──────── Text segment

The firing will draw more attention to Comey than ever before, at least in the short term; it won’t shut down the Russia investigation, which will continue as before, just with a new leader at the top; it will stoke even more suspicions about Russia and magnify any new revelations; it might well embroil the White House in a contentious confirmation battle that re-litigates the Comey firing and focuses on the Russia controversy; and if there isn’t a confirmation battle, it will only be because Trump picks someone with a sterling reputation who is pledged to follow Russia wherever it leads. So if this is an attempted cover-up, it will almost certainly back-fire.

────────────────
──────── Stored data

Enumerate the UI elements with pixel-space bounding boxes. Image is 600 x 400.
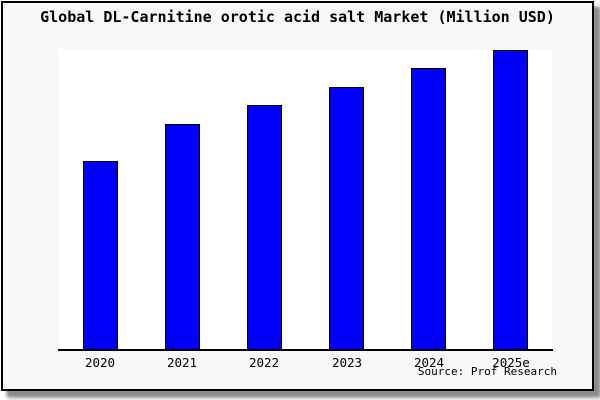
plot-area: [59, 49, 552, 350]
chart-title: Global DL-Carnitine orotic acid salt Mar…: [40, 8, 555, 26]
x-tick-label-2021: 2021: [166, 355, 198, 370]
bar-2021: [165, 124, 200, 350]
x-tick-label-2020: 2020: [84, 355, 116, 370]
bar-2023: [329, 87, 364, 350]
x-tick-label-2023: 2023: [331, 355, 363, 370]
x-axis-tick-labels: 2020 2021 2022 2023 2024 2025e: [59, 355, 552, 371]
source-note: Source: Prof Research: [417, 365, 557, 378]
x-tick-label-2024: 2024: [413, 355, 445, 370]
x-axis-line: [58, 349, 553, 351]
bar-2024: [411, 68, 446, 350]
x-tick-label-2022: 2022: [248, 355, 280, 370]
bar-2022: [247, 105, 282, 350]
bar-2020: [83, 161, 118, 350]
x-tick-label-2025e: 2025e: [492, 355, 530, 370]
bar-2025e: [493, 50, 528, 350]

────────────────
──────── Stored data

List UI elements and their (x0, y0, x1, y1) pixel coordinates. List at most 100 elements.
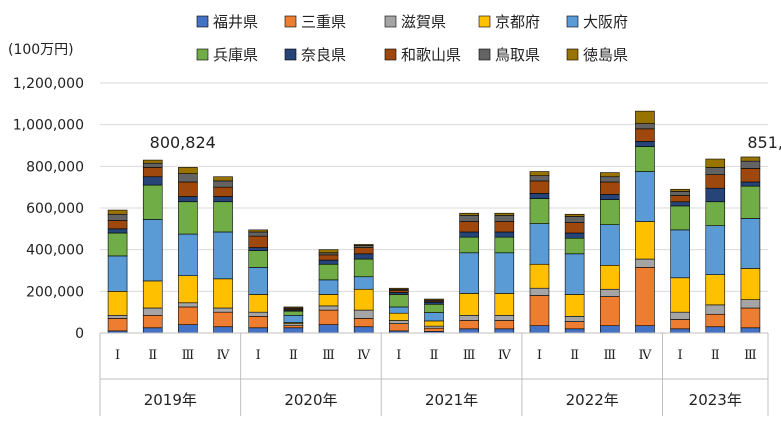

────────────────
──────── Stored data

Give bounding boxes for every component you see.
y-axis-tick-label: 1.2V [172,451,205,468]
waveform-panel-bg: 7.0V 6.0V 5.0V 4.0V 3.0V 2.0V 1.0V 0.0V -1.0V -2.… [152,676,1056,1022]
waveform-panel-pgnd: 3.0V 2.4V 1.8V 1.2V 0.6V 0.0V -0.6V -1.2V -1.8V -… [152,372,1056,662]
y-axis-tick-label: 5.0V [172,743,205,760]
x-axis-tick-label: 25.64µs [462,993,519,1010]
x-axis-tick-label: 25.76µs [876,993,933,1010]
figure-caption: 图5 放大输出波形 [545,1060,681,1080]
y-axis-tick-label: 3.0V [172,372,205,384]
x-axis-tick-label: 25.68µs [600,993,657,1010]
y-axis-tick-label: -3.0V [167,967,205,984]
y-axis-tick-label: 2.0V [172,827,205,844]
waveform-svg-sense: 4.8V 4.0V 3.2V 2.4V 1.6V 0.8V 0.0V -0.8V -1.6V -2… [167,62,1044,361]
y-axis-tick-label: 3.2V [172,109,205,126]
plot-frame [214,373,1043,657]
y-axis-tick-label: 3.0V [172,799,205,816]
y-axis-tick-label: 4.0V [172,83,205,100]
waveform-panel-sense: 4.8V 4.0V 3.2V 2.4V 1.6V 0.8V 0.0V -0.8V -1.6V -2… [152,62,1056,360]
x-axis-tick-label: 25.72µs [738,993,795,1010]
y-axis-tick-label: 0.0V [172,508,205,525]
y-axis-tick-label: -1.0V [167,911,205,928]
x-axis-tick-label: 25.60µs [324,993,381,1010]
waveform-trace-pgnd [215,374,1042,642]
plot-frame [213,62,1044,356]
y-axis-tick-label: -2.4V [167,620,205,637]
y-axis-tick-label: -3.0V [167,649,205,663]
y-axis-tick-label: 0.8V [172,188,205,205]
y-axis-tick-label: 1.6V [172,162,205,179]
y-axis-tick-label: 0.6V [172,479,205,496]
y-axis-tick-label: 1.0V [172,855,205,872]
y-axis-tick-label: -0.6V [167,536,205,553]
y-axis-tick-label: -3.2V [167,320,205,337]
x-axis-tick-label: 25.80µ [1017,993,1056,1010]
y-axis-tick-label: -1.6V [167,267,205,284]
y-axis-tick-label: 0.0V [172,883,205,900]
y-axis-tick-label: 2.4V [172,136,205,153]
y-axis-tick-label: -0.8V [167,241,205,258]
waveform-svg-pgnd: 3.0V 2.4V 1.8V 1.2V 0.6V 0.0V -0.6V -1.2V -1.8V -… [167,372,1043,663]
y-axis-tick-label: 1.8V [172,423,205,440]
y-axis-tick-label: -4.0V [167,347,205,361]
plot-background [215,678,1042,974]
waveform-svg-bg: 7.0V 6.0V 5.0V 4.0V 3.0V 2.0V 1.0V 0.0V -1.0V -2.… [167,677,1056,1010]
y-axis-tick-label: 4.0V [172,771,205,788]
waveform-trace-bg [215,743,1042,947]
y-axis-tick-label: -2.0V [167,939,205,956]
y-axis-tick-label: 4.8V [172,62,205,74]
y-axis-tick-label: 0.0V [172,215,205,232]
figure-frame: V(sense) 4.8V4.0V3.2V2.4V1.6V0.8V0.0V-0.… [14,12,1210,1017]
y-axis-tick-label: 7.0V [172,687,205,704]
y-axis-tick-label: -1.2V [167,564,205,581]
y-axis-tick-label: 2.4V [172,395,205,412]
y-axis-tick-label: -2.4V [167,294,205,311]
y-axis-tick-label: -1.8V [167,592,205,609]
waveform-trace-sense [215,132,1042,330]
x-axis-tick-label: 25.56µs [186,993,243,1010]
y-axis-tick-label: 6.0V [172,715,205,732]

────────────────

Write out the passage on the Comey firing word for word, starting with "The firing will" and going on through "almost certainly back-fire.".

▸ Output for this task:
The firing will draw more attention to Comey than ever before, at least in the short term; it won’t shut down the Russia investigation, which will continue as before, just with a new leader at the top; it will stoke even more suspicions about Russia and magnify any new revelations; it might well embroil the White House in a contentious confirmation battle that re-litigates the Comey firing and focuses on the Russia controversy; and if there isn’t a confirmation battle, it will only be because Trump picks someone with a sterling reputation who is pledged to follow Russia wherever it leads. So if this is an attempted cover-up, it will almost certainly back-fire.